Task inputs>
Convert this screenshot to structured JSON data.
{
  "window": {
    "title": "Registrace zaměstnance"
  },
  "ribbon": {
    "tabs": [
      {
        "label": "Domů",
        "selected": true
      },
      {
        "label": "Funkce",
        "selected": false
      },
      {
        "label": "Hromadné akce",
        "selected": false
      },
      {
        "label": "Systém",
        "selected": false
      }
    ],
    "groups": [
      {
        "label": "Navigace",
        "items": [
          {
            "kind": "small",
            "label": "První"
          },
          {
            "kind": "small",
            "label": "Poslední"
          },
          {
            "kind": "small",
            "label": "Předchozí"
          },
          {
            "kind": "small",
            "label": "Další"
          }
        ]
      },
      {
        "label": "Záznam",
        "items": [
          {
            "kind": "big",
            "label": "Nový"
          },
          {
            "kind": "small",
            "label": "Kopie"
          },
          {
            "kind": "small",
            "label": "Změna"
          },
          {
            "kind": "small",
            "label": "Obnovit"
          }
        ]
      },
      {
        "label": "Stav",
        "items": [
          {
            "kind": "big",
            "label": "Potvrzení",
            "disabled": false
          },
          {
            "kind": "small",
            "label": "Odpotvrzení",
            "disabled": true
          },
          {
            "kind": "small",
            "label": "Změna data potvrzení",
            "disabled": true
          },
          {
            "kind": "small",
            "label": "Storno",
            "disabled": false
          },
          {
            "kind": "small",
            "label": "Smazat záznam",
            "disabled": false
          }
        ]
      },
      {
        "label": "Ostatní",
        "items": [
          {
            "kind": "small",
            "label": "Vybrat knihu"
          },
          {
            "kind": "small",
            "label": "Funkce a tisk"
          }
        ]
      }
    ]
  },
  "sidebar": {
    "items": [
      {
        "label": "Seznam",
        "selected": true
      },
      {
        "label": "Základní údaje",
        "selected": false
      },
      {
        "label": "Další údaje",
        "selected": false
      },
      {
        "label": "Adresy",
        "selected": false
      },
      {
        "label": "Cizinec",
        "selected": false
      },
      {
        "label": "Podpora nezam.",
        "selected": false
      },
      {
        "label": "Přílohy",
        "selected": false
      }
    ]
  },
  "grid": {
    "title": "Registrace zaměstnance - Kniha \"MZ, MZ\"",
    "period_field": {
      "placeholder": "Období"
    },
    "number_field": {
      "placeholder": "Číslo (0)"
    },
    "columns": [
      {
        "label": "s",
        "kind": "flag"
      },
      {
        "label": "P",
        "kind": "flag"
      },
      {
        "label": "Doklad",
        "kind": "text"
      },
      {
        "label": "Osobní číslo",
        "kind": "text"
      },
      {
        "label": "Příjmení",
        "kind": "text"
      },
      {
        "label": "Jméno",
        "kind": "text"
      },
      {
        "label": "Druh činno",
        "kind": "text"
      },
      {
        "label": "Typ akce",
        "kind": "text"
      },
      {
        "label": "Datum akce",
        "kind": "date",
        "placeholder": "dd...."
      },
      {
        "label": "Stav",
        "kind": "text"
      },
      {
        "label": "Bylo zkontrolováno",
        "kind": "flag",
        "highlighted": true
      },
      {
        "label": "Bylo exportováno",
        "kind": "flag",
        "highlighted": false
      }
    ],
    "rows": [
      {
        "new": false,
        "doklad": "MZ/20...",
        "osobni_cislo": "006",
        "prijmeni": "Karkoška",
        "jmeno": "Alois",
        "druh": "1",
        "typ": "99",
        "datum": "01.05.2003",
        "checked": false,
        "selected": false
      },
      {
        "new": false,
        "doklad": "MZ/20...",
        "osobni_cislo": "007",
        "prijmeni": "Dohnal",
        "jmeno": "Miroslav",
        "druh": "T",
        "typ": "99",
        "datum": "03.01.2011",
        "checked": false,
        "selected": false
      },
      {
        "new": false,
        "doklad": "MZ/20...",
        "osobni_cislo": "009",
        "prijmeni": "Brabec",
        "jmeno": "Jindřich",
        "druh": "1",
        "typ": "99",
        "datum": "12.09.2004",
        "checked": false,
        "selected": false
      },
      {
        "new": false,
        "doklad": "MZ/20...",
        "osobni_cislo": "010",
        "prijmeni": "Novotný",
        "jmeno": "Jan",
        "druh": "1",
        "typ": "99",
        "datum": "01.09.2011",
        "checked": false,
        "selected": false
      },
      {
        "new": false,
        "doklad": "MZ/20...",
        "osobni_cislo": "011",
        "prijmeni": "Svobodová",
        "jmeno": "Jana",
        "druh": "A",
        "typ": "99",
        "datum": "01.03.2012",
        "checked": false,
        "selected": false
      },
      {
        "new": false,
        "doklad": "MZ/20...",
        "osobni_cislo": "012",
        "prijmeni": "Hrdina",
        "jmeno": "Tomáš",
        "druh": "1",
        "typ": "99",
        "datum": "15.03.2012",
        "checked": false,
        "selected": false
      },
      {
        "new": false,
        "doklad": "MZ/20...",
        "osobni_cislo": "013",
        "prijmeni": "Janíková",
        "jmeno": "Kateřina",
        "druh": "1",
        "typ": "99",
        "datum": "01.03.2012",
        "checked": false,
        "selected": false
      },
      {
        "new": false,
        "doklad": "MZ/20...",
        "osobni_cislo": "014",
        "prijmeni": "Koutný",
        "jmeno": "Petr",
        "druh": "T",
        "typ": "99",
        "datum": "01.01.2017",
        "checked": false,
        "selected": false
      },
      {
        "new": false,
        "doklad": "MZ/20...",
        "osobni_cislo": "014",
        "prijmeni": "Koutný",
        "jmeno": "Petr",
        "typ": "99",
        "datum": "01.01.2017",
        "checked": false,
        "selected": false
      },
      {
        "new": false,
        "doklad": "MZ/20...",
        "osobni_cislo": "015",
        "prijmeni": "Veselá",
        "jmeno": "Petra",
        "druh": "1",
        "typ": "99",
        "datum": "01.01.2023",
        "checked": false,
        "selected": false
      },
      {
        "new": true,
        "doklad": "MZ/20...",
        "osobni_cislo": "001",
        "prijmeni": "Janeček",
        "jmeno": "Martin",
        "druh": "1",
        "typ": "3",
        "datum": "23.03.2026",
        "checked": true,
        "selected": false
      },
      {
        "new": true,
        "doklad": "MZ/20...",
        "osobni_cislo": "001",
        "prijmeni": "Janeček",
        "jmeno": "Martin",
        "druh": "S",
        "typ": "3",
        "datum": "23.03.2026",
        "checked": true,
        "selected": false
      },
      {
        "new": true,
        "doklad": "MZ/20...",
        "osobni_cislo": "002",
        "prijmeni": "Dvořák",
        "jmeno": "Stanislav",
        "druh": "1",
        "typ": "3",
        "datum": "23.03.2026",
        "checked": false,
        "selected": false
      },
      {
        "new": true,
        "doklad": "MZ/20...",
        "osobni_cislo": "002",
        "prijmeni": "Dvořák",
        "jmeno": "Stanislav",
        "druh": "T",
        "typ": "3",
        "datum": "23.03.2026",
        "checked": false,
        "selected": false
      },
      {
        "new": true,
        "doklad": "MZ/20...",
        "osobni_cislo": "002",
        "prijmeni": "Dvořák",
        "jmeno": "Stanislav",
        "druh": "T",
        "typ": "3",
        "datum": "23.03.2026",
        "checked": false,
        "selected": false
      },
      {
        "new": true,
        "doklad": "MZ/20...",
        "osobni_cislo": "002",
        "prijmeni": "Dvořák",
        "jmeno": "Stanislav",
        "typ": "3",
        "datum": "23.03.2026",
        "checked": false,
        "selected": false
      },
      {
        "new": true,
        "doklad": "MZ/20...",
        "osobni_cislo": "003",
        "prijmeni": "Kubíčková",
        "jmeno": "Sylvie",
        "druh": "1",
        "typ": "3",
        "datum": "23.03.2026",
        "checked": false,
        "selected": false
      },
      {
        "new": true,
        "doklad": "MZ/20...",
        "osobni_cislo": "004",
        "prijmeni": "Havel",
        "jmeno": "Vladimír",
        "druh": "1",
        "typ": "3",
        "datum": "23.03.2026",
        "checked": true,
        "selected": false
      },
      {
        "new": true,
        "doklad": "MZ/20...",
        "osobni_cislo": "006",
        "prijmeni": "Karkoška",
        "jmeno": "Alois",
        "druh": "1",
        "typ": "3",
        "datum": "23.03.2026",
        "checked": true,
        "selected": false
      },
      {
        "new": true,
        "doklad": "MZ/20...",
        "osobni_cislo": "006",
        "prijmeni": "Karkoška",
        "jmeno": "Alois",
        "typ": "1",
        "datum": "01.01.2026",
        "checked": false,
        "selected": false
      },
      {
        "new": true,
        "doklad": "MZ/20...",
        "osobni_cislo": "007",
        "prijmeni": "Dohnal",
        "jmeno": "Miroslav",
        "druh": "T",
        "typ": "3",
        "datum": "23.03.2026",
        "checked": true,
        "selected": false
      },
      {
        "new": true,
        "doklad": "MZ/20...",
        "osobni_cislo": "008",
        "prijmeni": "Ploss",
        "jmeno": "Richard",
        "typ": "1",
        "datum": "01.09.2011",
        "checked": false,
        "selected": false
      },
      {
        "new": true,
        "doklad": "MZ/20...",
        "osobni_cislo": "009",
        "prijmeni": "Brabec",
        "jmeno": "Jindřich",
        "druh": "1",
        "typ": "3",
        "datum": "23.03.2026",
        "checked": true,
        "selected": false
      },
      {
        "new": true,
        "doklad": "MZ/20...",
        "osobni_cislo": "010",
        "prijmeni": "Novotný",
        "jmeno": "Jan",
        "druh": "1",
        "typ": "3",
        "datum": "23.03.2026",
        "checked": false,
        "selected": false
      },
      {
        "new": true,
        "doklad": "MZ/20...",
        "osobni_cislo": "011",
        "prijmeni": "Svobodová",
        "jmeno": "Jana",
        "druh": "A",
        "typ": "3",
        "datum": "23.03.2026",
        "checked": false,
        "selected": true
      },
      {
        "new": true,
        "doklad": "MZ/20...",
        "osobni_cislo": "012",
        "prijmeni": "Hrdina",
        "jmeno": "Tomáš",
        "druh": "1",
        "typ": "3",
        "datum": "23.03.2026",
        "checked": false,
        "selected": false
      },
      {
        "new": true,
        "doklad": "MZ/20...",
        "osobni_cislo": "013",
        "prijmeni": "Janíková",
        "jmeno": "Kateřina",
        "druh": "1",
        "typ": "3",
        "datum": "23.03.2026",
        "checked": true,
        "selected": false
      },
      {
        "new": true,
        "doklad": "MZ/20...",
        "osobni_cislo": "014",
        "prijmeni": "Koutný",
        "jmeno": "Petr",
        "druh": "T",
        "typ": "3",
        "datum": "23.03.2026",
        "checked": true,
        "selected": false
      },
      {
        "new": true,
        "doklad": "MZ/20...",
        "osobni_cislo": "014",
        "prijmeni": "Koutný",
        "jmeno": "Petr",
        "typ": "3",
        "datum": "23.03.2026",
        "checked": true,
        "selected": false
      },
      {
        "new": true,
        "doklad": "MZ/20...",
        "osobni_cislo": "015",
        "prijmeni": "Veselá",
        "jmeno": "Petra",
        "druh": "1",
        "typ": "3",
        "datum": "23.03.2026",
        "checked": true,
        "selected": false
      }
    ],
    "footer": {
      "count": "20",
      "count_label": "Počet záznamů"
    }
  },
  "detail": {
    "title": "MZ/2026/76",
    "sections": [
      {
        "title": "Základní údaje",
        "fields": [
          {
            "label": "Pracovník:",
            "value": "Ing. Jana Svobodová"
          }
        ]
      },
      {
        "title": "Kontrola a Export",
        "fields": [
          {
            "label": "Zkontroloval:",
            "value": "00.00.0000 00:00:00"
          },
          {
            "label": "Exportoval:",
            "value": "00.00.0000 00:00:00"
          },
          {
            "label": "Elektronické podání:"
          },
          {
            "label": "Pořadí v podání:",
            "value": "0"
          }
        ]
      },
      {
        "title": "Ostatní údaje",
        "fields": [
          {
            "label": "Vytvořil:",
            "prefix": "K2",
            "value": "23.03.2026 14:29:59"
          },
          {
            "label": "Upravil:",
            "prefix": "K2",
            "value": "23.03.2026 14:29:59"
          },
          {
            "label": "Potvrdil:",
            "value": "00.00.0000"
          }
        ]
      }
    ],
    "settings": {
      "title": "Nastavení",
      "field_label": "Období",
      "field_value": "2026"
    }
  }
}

What you will do> Count all lines of the data that include "Základní". The answer is the number alone.

Solved problem> 2